Task to complete
Lines containing the word "Transfer" should be extracted in full.

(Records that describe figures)

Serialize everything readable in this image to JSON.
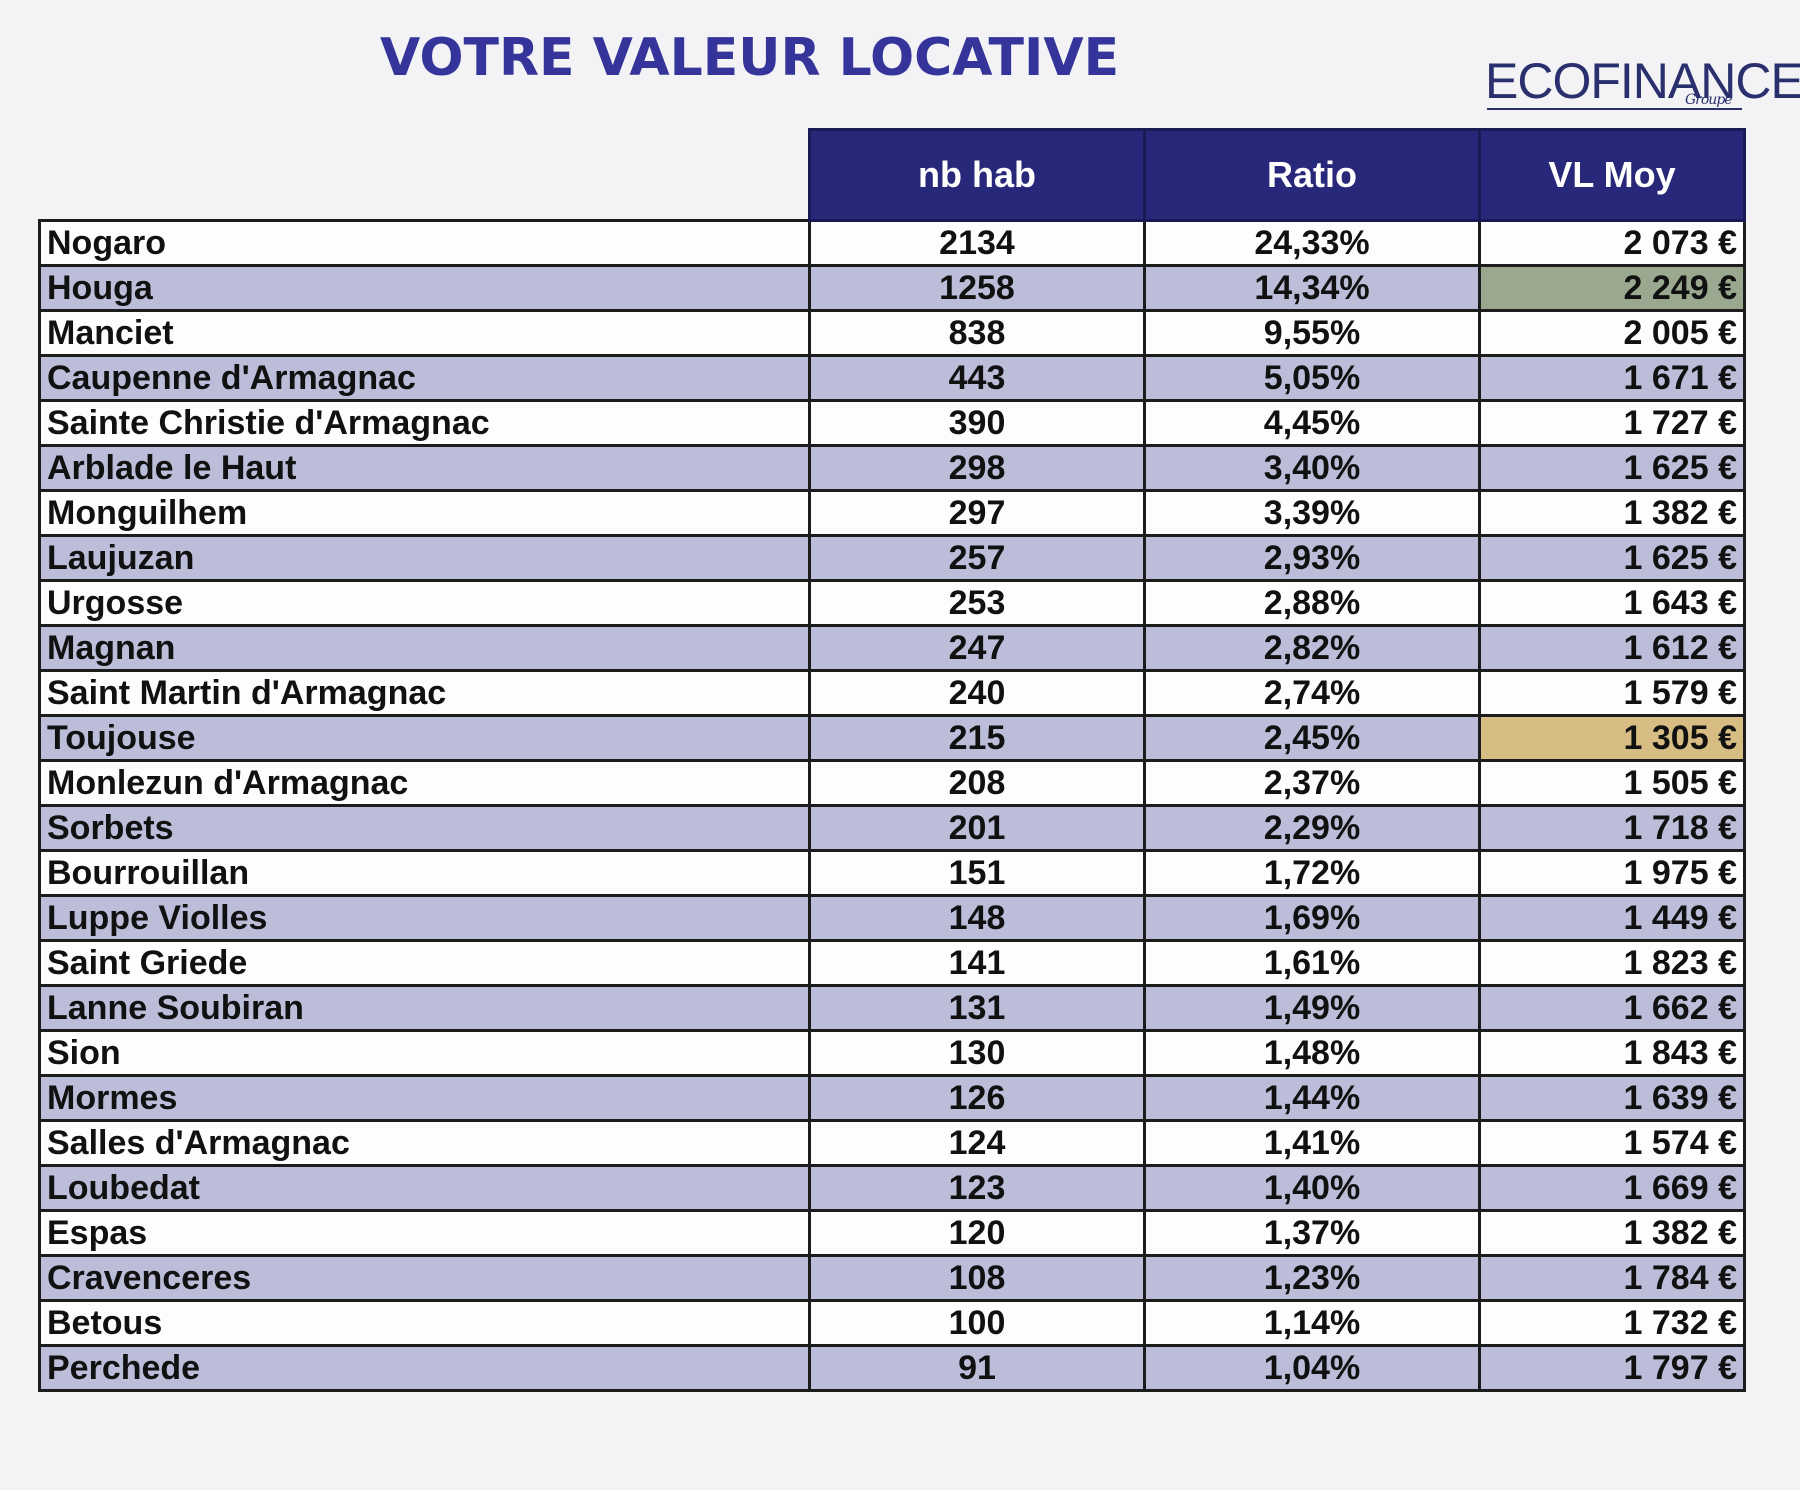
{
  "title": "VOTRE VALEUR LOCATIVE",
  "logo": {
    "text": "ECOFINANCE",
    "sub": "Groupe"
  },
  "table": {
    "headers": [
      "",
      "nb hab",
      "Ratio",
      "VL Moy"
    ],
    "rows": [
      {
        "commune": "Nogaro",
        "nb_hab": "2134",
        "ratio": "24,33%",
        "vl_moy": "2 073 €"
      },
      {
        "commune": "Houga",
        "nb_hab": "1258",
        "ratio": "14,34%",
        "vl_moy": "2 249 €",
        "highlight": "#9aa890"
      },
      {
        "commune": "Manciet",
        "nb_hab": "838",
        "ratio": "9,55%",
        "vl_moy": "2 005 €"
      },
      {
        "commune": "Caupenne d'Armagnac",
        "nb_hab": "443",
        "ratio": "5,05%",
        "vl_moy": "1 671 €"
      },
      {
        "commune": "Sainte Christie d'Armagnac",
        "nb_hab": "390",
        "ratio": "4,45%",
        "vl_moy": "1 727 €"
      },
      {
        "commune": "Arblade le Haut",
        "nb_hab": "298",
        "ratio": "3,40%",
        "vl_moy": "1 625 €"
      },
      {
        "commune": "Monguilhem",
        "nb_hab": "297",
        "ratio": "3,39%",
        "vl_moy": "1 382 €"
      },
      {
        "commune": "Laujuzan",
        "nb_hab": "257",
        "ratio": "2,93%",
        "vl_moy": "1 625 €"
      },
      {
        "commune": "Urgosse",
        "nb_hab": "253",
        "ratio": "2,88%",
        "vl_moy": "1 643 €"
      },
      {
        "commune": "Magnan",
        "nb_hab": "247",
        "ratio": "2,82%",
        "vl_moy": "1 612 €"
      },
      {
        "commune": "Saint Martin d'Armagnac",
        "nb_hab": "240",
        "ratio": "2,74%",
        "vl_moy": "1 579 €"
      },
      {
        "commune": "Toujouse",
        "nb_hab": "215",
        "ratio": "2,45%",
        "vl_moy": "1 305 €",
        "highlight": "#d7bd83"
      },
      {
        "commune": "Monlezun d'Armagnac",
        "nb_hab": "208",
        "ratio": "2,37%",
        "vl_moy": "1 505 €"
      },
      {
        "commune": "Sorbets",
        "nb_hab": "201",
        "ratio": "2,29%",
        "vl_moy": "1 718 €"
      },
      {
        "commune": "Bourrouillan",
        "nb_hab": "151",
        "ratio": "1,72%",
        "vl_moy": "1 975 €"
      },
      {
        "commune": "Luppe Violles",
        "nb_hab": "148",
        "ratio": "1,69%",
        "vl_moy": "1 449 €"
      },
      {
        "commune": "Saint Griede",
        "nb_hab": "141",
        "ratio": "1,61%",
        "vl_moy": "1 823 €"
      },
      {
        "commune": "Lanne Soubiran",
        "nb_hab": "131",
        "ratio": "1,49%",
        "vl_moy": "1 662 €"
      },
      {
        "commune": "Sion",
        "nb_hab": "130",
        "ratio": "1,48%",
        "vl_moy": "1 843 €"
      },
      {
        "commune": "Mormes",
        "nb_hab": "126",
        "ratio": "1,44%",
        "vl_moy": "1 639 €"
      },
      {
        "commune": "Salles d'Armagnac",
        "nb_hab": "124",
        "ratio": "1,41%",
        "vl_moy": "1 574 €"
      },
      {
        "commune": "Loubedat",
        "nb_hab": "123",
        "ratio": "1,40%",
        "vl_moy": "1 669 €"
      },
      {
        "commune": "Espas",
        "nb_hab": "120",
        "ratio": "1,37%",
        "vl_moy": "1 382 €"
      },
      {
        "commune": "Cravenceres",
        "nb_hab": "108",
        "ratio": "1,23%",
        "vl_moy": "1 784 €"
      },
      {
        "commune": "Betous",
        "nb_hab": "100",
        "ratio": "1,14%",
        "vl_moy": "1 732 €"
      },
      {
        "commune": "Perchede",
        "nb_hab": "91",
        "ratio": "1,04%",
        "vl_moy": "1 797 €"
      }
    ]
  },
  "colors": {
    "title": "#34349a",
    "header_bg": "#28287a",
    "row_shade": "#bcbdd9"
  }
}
...
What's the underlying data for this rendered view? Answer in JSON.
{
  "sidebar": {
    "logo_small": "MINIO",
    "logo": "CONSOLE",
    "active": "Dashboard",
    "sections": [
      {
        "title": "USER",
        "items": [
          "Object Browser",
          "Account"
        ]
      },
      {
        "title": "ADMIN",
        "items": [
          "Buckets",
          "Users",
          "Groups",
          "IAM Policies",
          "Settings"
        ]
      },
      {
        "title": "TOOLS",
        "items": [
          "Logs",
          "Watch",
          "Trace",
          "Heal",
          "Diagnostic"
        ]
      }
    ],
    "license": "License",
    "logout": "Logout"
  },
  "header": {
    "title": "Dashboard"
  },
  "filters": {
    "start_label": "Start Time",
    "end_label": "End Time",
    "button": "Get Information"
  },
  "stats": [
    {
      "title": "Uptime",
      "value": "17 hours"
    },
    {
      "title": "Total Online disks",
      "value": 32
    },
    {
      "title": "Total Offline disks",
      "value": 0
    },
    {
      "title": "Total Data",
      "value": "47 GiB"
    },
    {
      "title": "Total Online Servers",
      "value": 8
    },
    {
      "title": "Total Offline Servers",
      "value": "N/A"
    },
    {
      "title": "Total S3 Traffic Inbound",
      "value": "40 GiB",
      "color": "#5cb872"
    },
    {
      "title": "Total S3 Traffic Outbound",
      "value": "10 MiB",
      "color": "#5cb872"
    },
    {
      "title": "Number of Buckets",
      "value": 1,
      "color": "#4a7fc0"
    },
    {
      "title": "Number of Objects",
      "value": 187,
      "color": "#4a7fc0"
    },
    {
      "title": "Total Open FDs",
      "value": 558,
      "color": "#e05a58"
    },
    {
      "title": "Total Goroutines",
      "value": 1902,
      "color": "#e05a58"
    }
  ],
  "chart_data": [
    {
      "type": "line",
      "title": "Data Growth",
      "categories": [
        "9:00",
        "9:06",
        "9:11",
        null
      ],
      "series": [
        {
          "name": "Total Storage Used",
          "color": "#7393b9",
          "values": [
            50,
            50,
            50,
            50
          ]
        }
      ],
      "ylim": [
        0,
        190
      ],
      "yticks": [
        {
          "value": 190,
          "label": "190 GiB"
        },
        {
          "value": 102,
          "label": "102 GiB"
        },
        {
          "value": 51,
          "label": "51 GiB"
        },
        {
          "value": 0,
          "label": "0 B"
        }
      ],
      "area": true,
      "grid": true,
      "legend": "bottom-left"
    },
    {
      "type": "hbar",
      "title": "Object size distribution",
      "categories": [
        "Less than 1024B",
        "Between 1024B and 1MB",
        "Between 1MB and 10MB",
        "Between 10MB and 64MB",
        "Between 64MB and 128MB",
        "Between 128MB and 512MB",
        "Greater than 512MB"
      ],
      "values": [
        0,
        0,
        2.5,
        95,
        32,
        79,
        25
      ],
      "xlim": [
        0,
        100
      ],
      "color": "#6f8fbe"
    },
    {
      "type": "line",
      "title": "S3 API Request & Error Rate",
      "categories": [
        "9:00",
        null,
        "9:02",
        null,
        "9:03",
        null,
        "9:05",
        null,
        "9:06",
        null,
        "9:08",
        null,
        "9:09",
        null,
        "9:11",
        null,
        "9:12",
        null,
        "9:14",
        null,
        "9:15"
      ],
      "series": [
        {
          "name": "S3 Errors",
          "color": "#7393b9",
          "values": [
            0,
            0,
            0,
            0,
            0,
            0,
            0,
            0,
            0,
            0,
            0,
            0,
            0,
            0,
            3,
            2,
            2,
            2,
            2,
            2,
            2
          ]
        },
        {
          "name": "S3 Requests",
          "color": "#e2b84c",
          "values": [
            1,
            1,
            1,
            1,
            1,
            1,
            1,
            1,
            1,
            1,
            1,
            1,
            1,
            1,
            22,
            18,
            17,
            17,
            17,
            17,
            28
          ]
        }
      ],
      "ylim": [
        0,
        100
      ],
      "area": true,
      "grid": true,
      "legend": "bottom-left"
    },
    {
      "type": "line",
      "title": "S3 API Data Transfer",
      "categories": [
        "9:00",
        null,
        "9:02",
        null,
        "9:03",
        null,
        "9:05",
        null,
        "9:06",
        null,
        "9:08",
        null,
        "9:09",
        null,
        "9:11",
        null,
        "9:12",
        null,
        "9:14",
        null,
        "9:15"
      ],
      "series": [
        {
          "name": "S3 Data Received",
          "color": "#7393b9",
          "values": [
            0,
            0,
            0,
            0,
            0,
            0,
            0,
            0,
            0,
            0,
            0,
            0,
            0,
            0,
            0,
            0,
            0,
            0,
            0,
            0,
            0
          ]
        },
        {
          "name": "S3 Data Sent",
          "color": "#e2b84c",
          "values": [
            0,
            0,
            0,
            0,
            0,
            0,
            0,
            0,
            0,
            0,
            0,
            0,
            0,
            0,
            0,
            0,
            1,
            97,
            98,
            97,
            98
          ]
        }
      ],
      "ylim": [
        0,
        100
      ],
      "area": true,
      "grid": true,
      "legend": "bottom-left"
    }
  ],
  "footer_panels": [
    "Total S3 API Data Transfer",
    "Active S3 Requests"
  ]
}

Written response
      "title": "S3 API Data Transfer",
    "Total S3 API Data Transfer",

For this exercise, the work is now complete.